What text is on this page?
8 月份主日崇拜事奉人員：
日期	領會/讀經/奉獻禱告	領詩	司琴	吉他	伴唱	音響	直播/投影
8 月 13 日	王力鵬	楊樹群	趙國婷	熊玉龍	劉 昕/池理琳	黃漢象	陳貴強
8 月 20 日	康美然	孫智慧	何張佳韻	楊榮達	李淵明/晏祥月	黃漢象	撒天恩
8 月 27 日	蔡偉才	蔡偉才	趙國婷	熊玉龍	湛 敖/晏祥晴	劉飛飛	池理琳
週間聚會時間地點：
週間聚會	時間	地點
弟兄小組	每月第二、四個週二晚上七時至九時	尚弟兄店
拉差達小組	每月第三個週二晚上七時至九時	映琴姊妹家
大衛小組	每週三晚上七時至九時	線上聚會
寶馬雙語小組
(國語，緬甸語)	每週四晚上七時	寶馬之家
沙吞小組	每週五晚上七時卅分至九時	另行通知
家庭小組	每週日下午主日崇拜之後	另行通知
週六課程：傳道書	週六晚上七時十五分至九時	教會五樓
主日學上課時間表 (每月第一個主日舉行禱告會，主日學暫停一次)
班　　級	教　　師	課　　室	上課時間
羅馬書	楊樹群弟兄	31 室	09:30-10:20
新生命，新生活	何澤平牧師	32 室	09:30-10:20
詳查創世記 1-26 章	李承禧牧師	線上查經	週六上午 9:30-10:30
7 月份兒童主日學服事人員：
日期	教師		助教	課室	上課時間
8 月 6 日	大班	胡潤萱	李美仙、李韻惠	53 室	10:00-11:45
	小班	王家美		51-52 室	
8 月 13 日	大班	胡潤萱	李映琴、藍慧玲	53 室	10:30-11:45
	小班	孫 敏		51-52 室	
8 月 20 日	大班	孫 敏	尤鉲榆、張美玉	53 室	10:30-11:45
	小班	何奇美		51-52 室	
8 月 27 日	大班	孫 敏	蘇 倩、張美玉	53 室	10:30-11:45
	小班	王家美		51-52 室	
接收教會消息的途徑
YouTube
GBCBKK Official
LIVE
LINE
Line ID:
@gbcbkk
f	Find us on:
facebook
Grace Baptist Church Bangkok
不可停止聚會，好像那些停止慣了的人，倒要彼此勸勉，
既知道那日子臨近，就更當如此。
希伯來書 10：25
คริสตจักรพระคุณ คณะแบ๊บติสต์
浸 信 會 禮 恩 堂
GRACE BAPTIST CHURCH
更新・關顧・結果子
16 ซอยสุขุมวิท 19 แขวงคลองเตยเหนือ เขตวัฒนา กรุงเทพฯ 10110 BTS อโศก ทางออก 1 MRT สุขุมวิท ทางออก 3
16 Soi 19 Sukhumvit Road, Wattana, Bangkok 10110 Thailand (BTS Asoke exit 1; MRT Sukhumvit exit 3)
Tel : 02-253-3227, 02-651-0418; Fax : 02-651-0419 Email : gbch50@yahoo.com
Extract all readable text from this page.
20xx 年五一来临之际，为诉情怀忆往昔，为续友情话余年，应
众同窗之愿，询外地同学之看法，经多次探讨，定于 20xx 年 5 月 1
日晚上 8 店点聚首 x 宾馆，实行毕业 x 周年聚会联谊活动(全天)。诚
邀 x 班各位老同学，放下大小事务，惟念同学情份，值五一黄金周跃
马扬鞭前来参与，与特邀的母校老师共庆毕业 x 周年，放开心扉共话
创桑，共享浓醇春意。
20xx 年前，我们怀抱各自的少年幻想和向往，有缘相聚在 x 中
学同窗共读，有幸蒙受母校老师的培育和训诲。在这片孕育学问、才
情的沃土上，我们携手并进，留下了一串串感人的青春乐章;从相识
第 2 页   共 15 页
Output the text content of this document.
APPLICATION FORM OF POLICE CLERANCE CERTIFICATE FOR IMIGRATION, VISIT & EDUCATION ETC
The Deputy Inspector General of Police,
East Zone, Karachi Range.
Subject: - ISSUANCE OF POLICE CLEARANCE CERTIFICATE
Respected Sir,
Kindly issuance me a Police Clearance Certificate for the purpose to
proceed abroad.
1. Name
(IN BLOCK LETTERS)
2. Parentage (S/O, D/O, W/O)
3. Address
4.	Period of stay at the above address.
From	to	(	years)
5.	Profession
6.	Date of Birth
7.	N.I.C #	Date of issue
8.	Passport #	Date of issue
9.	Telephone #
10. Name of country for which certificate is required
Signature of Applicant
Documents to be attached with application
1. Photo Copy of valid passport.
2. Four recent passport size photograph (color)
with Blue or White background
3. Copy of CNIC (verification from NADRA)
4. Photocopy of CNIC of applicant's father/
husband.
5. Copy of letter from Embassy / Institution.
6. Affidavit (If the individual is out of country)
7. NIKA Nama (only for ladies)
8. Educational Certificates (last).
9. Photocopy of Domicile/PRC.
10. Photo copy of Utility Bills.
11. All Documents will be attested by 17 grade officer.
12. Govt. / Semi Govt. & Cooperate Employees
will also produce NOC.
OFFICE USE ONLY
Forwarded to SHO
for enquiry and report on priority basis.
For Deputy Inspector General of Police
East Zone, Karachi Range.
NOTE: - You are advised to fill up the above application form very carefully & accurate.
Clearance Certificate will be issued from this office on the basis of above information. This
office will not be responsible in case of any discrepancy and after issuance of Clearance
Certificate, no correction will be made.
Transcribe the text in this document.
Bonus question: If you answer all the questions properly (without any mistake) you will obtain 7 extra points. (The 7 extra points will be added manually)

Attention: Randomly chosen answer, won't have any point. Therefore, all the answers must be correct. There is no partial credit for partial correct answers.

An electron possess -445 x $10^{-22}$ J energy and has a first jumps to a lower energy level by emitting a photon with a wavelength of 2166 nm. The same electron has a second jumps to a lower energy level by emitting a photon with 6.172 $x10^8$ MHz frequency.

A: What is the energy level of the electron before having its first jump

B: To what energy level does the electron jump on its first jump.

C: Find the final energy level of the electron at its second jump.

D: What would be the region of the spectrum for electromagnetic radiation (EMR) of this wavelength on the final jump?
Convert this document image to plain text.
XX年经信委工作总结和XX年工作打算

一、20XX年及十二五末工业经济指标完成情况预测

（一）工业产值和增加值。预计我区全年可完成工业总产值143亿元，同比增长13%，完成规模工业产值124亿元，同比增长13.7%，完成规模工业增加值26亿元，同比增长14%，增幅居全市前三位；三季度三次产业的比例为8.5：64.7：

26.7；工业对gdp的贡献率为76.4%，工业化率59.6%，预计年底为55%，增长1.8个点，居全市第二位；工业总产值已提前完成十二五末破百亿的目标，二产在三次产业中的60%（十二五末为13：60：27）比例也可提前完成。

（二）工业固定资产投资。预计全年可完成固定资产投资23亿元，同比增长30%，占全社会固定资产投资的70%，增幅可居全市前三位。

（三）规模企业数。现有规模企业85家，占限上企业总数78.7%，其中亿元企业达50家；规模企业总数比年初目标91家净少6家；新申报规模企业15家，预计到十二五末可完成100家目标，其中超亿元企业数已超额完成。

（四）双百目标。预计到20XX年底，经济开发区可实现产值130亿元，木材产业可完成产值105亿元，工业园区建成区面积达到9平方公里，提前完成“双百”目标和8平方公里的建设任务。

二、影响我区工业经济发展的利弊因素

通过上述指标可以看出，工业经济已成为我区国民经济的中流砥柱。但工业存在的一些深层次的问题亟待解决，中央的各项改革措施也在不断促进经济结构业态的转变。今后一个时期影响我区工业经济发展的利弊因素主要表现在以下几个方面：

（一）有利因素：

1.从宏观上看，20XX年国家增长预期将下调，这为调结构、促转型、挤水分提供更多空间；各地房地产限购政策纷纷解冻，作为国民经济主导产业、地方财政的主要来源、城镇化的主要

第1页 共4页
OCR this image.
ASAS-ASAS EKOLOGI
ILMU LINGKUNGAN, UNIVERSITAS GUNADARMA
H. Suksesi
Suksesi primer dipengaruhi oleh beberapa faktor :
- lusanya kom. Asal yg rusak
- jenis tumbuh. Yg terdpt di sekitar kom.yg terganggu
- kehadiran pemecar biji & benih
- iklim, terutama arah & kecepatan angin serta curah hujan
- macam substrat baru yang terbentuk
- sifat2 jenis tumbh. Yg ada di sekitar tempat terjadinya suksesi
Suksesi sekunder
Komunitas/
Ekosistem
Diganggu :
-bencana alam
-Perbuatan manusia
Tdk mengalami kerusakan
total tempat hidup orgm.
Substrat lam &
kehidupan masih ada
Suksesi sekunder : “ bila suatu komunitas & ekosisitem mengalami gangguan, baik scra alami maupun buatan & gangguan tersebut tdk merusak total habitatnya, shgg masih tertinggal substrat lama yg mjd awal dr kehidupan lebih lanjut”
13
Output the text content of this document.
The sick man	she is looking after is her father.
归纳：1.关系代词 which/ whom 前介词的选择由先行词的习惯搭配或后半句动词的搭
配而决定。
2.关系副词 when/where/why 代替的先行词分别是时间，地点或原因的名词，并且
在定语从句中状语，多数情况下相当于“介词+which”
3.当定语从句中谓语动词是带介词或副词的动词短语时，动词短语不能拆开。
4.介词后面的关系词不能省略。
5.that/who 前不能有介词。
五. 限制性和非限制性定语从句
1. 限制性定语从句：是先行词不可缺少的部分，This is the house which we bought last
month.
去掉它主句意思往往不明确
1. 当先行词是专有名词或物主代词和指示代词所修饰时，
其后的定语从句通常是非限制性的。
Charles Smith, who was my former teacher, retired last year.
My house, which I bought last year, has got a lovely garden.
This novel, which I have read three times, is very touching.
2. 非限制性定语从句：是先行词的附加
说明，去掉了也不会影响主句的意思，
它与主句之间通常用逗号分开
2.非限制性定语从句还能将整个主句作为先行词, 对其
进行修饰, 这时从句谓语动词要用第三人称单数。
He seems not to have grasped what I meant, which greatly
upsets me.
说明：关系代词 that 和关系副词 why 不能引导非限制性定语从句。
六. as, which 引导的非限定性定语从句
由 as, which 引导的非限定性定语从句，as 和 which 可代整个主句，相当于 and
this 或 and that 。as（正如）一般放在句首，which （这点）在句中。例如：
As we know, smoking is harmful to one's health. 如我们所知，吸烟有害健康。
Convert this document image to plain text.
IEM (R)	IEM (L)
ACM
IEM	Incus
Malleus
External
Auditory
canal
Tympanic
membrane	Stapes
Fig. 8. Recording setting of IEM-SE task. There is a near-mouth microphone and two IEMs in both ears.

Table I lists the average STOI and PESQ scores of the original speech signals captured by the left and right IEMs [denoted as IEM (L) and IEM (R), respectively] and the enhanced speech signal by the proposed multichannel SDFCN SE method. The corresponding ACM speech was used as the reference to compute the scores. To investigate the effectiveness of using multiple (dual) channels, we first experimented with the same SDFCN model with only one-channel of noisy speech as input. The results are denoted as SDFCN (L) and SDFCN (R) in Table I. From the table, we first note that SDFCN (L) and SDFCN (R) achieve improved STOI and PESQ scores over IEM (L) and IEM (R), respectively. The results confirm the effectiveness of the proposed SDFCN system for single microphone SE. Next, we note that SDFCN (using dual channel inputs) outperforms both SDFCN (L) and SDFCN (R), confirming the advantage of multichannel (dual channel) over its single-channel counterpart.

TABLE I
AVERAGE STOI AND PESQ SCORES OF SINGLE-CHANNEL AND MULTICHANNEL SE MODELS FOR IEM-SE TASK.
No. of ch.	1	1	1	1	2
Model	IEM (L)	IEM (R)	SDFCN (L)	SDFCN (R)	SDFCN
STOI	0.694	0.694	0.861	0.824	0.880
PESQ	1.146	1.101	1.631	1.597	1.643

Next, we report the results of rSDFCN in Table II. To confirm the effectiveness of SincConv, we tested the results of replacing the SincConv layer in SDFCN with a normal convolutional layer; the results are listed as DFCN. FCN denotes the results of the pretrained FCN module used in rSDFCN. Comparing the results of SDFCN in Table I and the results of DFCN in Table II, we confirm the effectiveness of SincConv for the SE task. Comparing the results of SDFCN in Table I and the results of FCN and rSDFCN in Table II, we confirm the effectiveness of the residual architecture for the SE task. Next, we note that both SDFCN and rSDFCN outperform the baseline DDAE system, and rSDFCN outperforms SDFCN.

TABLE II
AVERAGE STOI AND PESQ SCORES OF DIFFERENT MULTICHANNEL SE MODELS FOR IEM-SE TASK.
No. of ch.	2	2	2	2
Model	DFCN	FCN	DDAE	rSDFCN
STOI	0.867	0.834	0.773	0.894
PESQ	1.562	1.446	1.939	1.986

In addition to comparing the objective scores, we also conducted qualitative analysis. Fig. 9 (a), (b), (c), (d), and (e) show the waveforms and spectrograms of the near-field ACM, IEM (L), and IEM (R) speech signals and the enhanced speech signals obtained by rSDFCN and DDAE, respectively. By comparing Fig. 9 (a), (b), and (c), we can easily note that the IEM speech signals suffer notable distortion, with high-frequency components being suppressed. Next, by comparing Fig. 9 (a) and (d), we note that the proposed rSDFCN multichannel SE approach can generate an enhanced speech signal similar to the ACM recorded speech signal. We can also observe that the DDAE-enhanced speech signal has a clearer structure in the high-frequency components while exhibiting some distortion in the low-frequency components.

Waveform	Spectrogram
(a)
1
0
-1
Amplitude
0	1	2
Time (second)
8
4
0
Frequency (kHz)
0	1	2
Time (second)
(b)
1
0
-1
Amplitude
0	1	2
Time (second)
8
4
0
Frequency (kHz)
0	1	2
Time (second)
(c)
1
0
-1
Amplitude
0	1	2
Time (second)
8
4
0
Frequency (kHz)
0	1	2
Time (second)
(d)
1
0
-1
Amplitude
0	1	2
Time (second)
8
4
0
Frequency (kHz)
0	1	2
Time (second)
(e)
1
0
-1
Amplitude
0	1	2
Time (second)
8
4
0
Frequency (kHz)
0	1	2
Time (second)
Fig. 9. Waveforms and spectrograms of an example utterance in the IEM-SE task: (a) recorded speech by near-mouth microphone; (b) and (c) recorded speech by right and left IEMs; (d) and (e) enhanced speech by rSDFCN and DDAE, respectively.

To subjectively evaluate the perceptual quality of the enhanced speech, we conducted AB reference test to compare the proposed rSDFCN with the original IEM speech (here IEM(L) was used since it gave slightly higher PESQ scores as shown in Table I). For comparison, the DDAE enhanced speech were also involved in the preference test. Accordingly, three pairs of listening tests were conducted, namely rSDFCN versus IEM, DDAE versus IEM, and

· · · · · · ·

◆ WRITTEN PROBLEM: How many lines in these records hold the string "have"? Reply with the number alone.

◆ THE OUTPUT: 3